[Aim]
Every record must appear in your copy exactly as written, with no pictures.

[Raw records]
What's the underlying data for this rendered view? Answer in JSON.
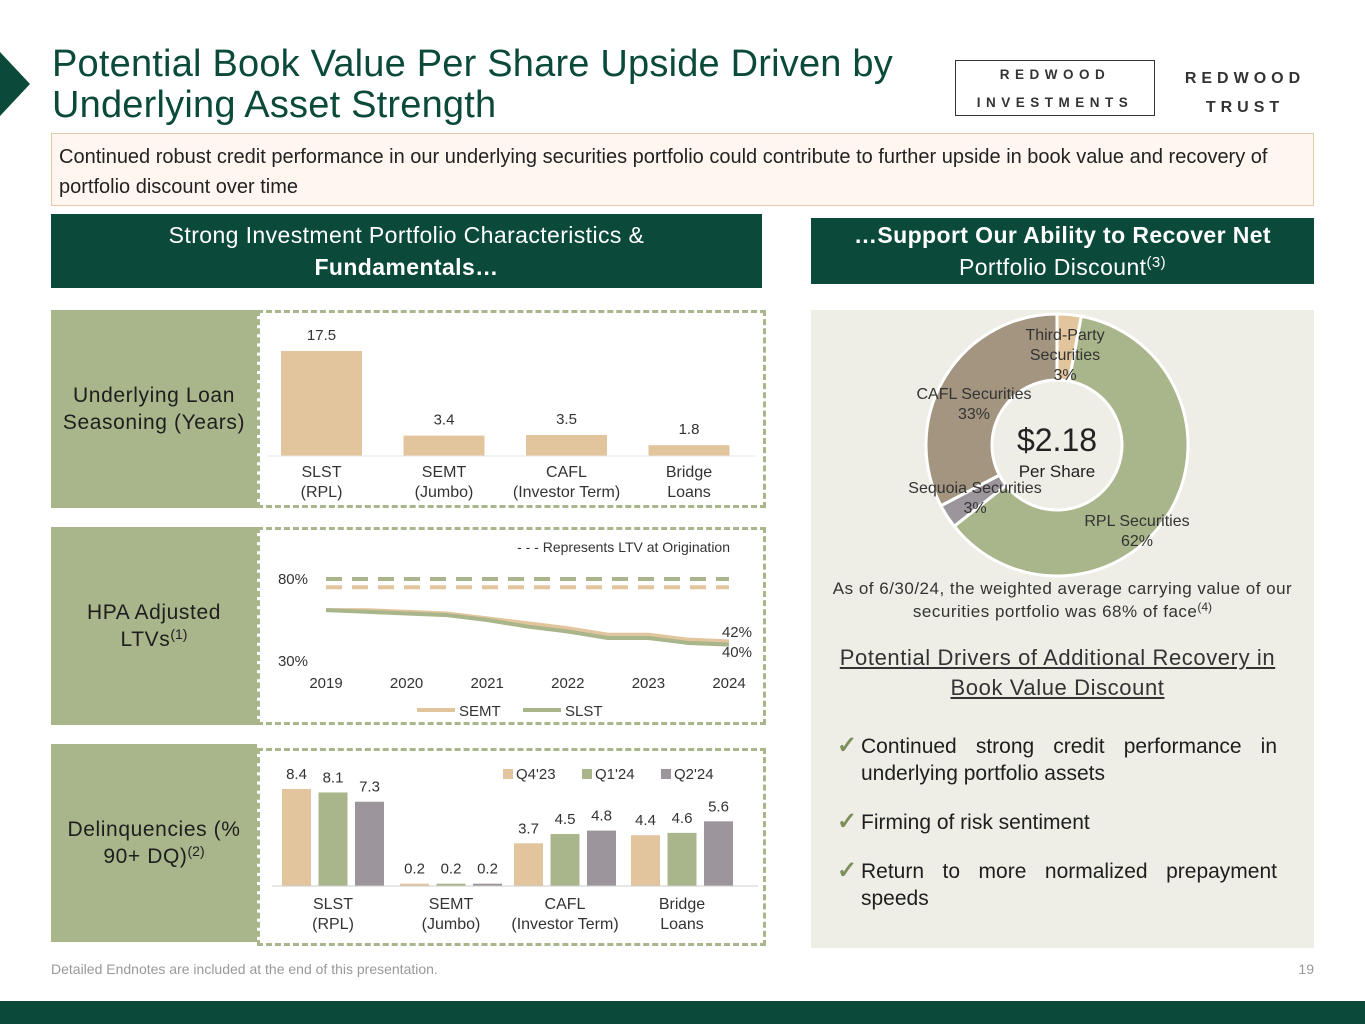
{
  "title": "Potential Book Value Per Share Upside Driven by Underlying Asset Strength",
  "logos": {
    "investments_line1": "REDWOOD",
    "investments_line2": "INVESTMENTS",
    "trust_line1": "REDWOOD",
    "trust_line2": "TRUST"
  },
  "intro": "Continued robust credit performance in our underlying securities portfolio could contribute to further upside in book value and recovery of portfolio discount over time",
  "left_header": {
    "line1": "Strong Investment Portfolio Characteristics &",
    "line2": "Fundamentals…"
  },
  "right_header": {
    "line1": "…Support Our Ability to Recover Net",
    "line2": "Portfolio Discount",
    "sup": "(3)"
  },
  "rows": {
    "seasoning": {
      "label": "Underlying Loan Seasoning (Years)"
    },
    "ltv": {
      "label": "HPA Adjusted LTVs",
      "sup": "(1)"
    },
    "dq": {
      "label": "Delinquencies (% 90+ DQ)",
      "sup": "(2)"
    }
  },
  "colors": {
    "green_dark": "#0b4a3b",
    "olive": "#a9b58a",
    "tan": "#e2c59c",
    "gray": "#9c959b",
    "brown": "#a39580"
  },
  "chart_data": [
    {
      "type": "bar",
      "categories": [
        "SLST\n(RPL)",
        "SEMT\n(Jumbo)",
        "CAFL\n(Investor Term)",
        "Bridge\nLoans"
      ],
      "values": [
        17.5,
        3.4,
        3.5,
        1.8
      ],
      "ylim": [
        0,
        17.5
      ]
    },
    {
      "type": "line",
      "x_ticks": [
        "2019",
        "2020",
        "2021",
        "2022",
        "2023",
        "2024"
      ],
      "y_ticks": [
        "80%",
        "30%"
      ],
      "ylim": [
        30,
        80
      ],
      "annotation": "- - - Represents LTV at Origination",
      "reference_lines": [
        {
          "name": "SLST",
          "value": 80
        },
        {
          "name": "SEMT",
          "value": 75
        }
      ],
      "series": [
        {
          "name": "SEMT",
          "x": [
            2019,
            2019.5,
            2020,
            2020.5,
            2021,
            2021.5,
            2022,
            2022.5,
            2023,
            2023.5,
            2024
          ],
          "values": [
            61,
            61,
            60,
            59,
            56,
            53,
            50,
            46,
            46,
            43,
            42
          ],
          "end_label": "42%"
        },
        {
          "name": "SLST",
          "x": [
            2019,
            2019.5,
            2020,
            2020.5,
            2021,
            2021.5,
            2022,
            2022.5,
            2023,
            2023.5,
            2024
          ],
          "values": [
            61,
            60,
            59,
            58,
            55,
            51,
            48,
            44,
            44,
            41,
            40
          ],
          "end_label": "40%"
        }
      ],
      "legend": "bottom"
    },
    {
      "type": "bar",
      "categories": [
        "SLST\n(RPL)",
        "SEMT\n(Jumbo)",
        "CAFL\n(Investor Term)",
        "Bridge\nLoans"
      ],
      "series": [
        {
          "name": "Q4'23",
          "values": [
            8.4,
            0.2,
            3.7,
            4.4
          ]
        },
        {
          "name": "Q1'24",
          "values": [
            8.1,
            0.2,
            4.5,
            4.6
          ]
        },
        {
          "name": "Q2'24",
          "values": [
            7.3,
            0.2,
            4.8,
            5.6
          ]
        }
      ],
      "legend": "top-right",
      "ylim": [
        0,
        8.4
      ]
    },
    {
      "type": "pie",
      "center_value": "$2.18",
      "center_label": "Per Share",
      "slices": [
        {
          "label": "Third-Party\nSecurities",
          "value": 3,
          "pct": "3%"
        },
        {
          "label": "RPL Securities",
          "value": 62,
          "pct": "62%"
        },
        {
          "label": "Sequoia Securities",
          "value": 3,
          "pct": "3%"
        },
        {
          "label": "CAFL Securities",
          "value": 33,
          "pct": "33%"
        }
      ]
    }
  ],
  "carry_note": "As of 6/30/24, the weighted average carrying value of our securities portfolio was 68% of face",
  "carry_sup": "(4)",
  "drivers_title": "Potential Drivers of Additional Recovery in Book Value Discount",
  "drivers": [
    "Continued strong credit performance in underlying portfolio assets",
    "Firming of risk sentiment",
    "Return to more normalized prepayment speeds"
  ],
  "check_icon": "✓",
  "footnote": "Detailed Endnotes are included at the end of this presentation.",
  "page_number": "19"
}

[The result]
What's the underlying data for this rendered view? Answer in JSON.
{
  "title": "Potential Book Value Per Share Upside Driven by Underlying Asset Strength",
  "logos": {
    "investments_line1": "REDWOOD",
    "investments_line2": "INVESTMENTS",
    "trust_line1": "REDWOOD",
    "trust_line2": "TRUST"
  },
  "intro": "Continued robust credit performance in our underlying securities portfolio could contribute to further upside in book value and recovery of portfolio discount over time",
  "left_header": {
    "line1": "Strong Investment Portfolio Characteristics &",
    "line2": "Fundamentals…"
  },
  "right_header": {
    "line1": "…Support Our Ability to Recover Net",
    "line2": "Portfolio Discount",
    "sup": "(3)"
  },
  "rows": {
    "seasoning": {
      "label": "Underlying Loan Seasoning (Years)"
    },
    "ltv": {
      "label": "HPA Adjusted LTVs",
      "sup": "(1)"
    },
    "dq": {
      "label": "Delinquencies (% 90+ DQ)",
      "sup": "(2)"
    }
  },
  "colors": {
    "green_dark": "#0b4a3b",
    "olive": "#a9b58a",
    "tan": "#e2c59c",
    "gray": "#9c959b",
    "brown": "#a39580"
  },
  "chart_data": [
    {
      "type": "bar",
      "categories": [
        "SLST\n(RPL)",
        "SEMT\n(Jumbo)",
        "CAFL\n(Investor Term)",
        "Bridge\nLoans"
      ],
      "values": [
        17.5,
        3.4,
        3.5,
        1.8
      ],
      "ylim": [
        0,
        17.5
      ]
    },
    {
      "type": "line",
      "x_ticks": [
        "2019",
        "2020",
        "2021",
        "2022",
        "2023",
        "2024"
      ],
      "y_ticks": [
        "80%",
        "30%"
      ],
      "ylim": [
        30,
        80
      ],
      "annotation": "- - - Represents LTV at Origination",
      "reference_lines": [
        {
          "name": "SLST",
          "value": 80
        },
        {
          "name": "SEMT",
          "value": 75
        }
      ],
      "series": [
        {
          "name": "SEMT",
          "x": [
            2019,
            2019.5,
            2020,
            2020.5,
            2021,
            2021.5,
            2022,
            2022.5,
            2023,
            2023.5,
            2024
          ],
          "values": [
            61,
            61,
            60,
            59,
            56,
            53,
            50,
            46,
            46,
            43,
            42
          ],
          "end_label": "42%"
        },
        {
          "name": "SLST",
          "x": [
            2019,
            2019.5,
            2020,
            2020.5,
            2021,
            2021.5,
            2022,
            2022.5,
            2023,
            2023.5,
            2024
          ],
          "values": [
            61,
            60,
            59,
            58,
            55,
            51,
            48,
            44,
            44,
            41,
            40
          ],
          "end_label": "40%"
        }
      ],
      "legend": "bottom"
    },
    {
      "type": "bar",
      "categories": [
        "SLST\n(RPL)",
        "SEMT\n(Jumbo)",
        "CAFL\n(Investor Term)",
        "Bridge\nLoans"
      ],
      "series": [
        {
          "name": "Q4'23",
          "values": [
            8.4,
            0.2,
            3.7,
            4.4
          ]
        },
        {
          "name": "Q1'24",
          "values": [
            8.1,
            0.2,
            4.5,
            4.6
          ]
        },
        {
          "name": "Q2'24",
          "values": [
            7.3,
            0.2,
            4.8,
            5.6
          ]
        }
      ],
      "legend": "top-right",
      "ylim": [
        0,
        8.4
      ]
    },
    {
      "type": "pie",
      "center_value": "$2.18",
      "center_label": "Per Share",
      "slices": [
        {
          "label": "Third-Party\nSecurities",
          "value": 3,
          "pct": "3%"
        },
        {
          "label": "RPL Securities",
          "value": 62,
          "pct": "62%"
        },
        {
          "label": "Sequoia Securities",
          "value": 3,
          "pct": "3%"
        },
        {
          "label": "CAFL Securities",
          "value": 33,
          "pct": "33%"
        }
      ]
    }
  ],
  "carry_note": "As of 6/30/24, the weighted average carrying value of our securities portfolio was 68% of face",
  "carry_sup": "(4)",
  "drivers_title": "Potential Drivers of Additional Recovery in Book Value Discount",
  "drivers": [
    "Continued strong credit performance in underlying portfolio assets",
    "Firming of risk sentiment",
    "Return to more normalized prepayment speeds"
  ],
  "check_icon": "✓",
  "footnote": "Detailed Endnotes are included at the end of this presentation.",
  "page_number": "19"
}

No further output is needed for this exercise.